Provided material:

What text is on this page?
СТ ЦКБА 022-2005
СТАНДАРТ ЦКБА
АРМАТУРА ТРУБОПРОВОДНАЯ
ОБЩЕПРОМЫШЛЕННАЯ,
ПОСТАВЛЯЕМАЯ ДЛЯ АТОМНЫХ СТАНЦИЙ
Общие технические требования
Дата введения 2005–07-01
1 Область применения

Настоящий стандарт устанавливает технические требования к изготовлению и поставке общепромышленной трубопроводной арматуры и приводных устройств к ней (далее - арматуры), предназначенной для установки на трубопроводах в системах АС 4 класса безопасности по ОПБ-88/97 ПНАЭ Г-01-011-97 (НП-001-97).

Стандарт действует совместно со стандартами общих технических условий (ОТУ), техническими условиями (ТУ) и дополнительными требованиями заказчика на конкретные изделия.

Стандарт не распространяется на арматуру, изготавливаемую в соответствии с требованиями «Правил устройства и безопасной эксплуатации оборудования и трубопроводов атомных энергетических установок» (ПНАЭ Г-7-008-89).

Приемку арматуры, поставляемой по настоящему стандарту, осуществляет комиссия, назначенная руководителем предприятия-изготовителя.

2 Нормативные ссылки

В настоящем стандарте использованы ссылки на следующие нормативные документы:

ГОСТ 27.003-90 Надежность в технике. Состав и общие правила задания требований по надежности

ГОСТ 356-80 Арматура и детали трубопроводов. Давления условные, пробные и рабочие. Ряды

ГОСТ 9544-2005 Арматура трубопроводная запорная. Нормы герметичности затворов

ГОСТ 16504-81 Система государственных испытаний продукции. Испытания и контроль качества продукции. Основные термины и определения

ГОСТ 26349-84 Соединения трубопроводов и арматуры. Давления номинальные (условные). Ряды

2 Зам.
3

What you should do: Search the lines above for the string "арматуры", then show every one that has it.

Exercise response:
Настоящий стандарт устанавливает технические требования к изготовлению и поставке общепромышленной трубопроводной арматуры и приводных устройств к ней (далее - арматуры), предназначенной для установки на трубопроводах в системах АС 4 класса безопасности по ОПБ-88/97 ПНАЭ Г-01-011-97 (НП-001-97).
Приемку арматуры, поставляемой по настоящему стандарту, осуществляет комиссия, назначенная руководителем предприятия-изготовителя.
ГОСТ 26349-84 Соединения трубопроводов и арматуры. Давления номинальные (условные). Ряды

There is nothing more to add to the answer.